DATA FOR PROCESSING:
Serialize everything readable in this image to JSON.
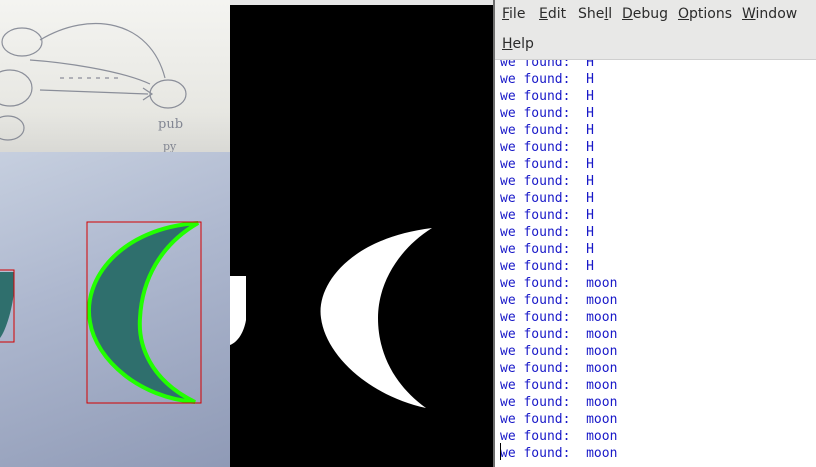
{
  "menu": {
    "file": {
      "pre": "",
      "mn": "F",
      "post": "ile"
    },
    "edit": {
      "pre": "",
      "mn": "E",
      "post": "dit"
    },
    "shell": {
      "pre": "She",
      "mn": "l",
      "post": "l"
    },
    "debug": {
      "pre": "",
      "mn": "D",
      "post": "ebug"
    },
    "options": {
      "pre": "",
      "mn": "O",
      "post": "ptions"
    },
    "window": {
      "pre": "",
      "mn": "W",
      "post": "indow"
    },
    "help": {
      "pre": "",
      "mn": "H",
      "post": "elp"
    }
  },
  "output_lines": [
    "we found:  H",
    "we found:  H",
    "we found:  H",
    "we found:  H",
    "we found:  H",
    "we found:  H",
    "we found:  H",
    "we found:  H",
    "we found:  H",
    "we found:  H",
    "we found:  H",
    "we found:  H",
    "we found:  H",
    "we found:  moon",
    "we found:  moon",
    "we found:  moon",
    "we found:  moon",
    "we found:  moon",
    "we found:  moon",
    "we found:  moon",
    "we found:  moon",
    "we found:  moon",
    "we found:  moon",
    "we found:  moon"
  ],
  "colors": {
    "output_text": "#1818c8",
    "contour": "#22ff00",
    "bounding_box": "#d40000",
    "shape_fill": "#2f6f6d",
    "mask": "#ffffff"
  },
  "icons": {
    "sketch": "hand-drawn-diagram"
  },
  "sketch_text": [
    "pub",
    "py"
  ]
}
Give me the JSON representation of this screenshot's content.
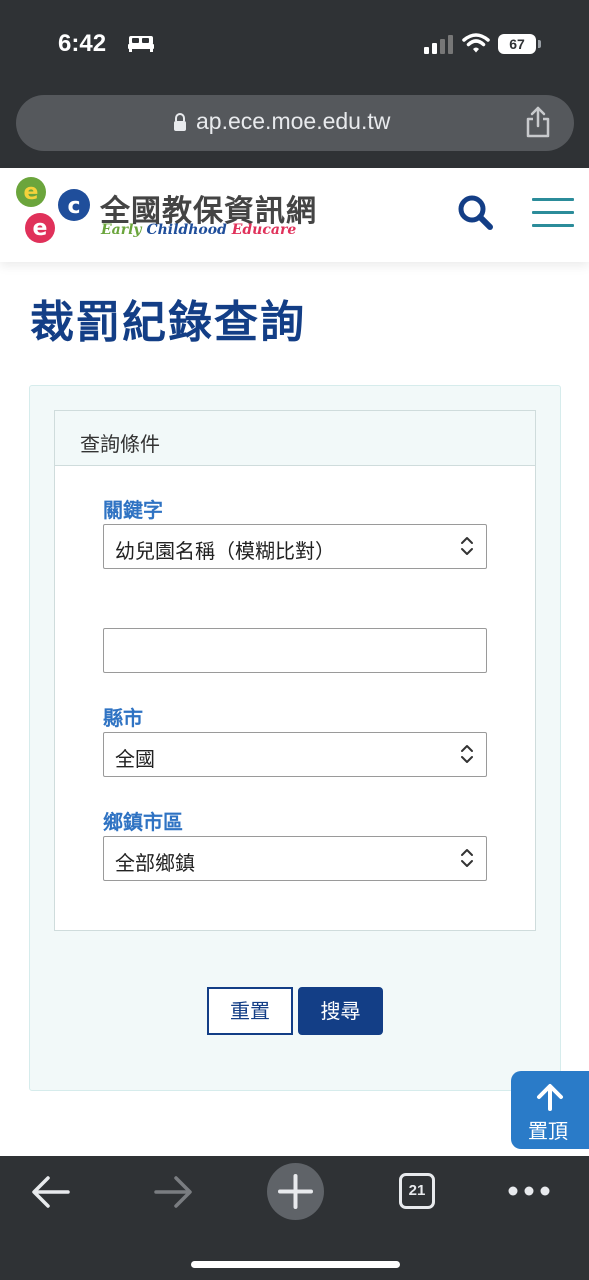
{
  "status_bar": {
    "time": "6:42",
    "battery": "67",
    "icons": [
      "bed-icon",
      "signal-icon",
      "wifi-icon",
      "battery-icon"
    ]
  },
  "browser": {
    "url": "ap.ece.moe.edu.tw",
    "tab_count": "21",
    "icons": [
      "lock-icon",
      "share-icon",
      "back-arrow-icon",
      "forward-arrow-icon",
      "plus-icon",
      "tabs-icon",
      "more-icon"
    ]
  },
  "site_header": {
    "brand_cn": "全國教保資訊網",
    "brand_en_1": "Early",
    "brand_en_2": "Childhood",
    "brand_en_3": "Educare"
  },
  "page": {
    "title": "裁罰紀錄查詢"
  },
  "form": {
    "legend": "查詢條件",
    "keyword_label": "關鍵字",
    "keyword_type_value": "幼兒園名稱（模糊比對）",
    "keyword_input_value": "",
    "county_label": "縣市",
    "county_value": "全國",
    "township_label": "鄉鎮市區",
    "township_value": "全部鄉鎮",
    "reset_label": "重置",
    "search_label": "搜尋"
  },
  "back_to_top": {
    "label": "置頂"
  },
  "colors": {
    "brand_navy": "#133e86",
    "label_blue": "#2f73c3",
    "panel_bg": "#f2f9f9",
    "chrome_dark": "#2f3235"
  }
}
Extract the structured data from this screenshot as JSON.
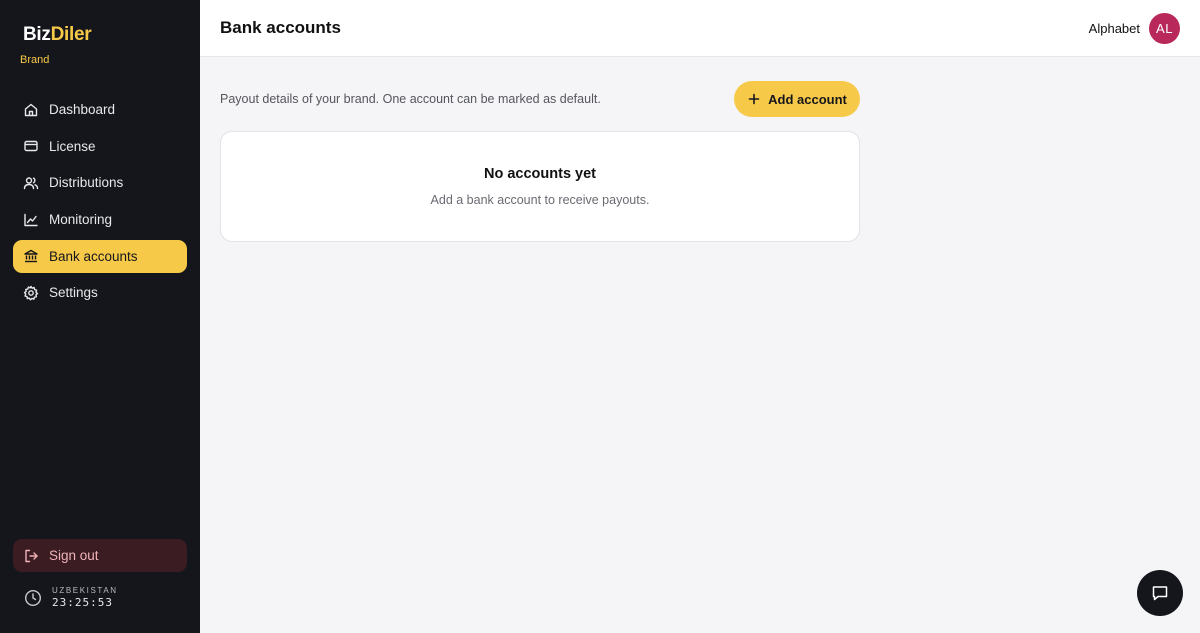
{
  "brand": {
    "name_part1": "Biz",
    "name_part2": "Diler",
    "role": "Brand"
  },
  "sidebar": {
    "items": [
      {
        "label": "Dashboard",
        "icon": "home-icon"
      },
      {
        "label": "License",
        "icon": "card-icon"
      },
      {
        "label": "Distributions",
        "icon": "users-icon"
      },
      {
        "label": "Monitoring",
        "icon": "chart-line-icon"
      },
      {
        "label": "Bank accounts",
        "icon": "bank-icon",
        "active": true
      },
      {
        "label": "Settings",
        "icon": "gear-icon"
      }
    ],
    "signout_label": "Sign out",
    "clock": {
      "region": "UZBEKISTAN",
      "time": "23:25:53"
    }
  },
  "header": {
    "title": "Bank accounts",
    "user_name": "Alphabet",
    "avatar_initials": "AL"
  },
  "main": {
    "description": "Payout details of your brand. One account can be marked as default.",
    "add_button_label": "Add account",
    "empty_state": {
      "title": "No accounts yet",
      "subtitle": "Add a bank account to receive payouts."
    }
  },
  "colors": {
    "accent": "#f7c948",
    "sidebar_bg": "#15161c",
    "avatar_bg": "#b8285a",
    "signout_bg": "#3a1c22"
  }
}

PROBLEM REQUIREMENTS: Extract every line above containing the word "JSON".

SOLUTION FOR THIS PROBLEM:
Serialize everything readable in this image to JSON.
Give me the JSON representation of this screenshot's content.
Extract the structured data from this screenshot as JSON.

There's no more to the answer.